> [To do]: How many lines in the records below hold the string "Sets"? Answer with the number alone.

(Records from a collection)
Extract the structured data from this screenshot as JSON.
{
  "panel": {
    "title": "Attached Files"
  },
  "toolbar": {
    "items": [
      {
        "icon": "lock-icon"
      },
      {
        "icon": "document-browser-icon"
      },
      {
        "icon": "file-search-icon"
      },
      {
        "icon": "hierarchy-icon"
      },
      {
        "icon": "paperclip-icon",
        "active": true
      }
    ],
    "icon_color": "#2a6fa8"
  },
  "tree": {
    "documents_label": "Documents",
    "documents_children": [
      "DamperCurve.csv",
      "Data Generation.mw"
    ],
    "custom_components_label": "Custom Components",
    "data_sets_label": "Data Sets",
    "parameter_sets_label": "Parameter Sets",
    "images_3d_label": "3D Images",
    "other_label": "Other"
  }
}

> [Response to this exercise]: 2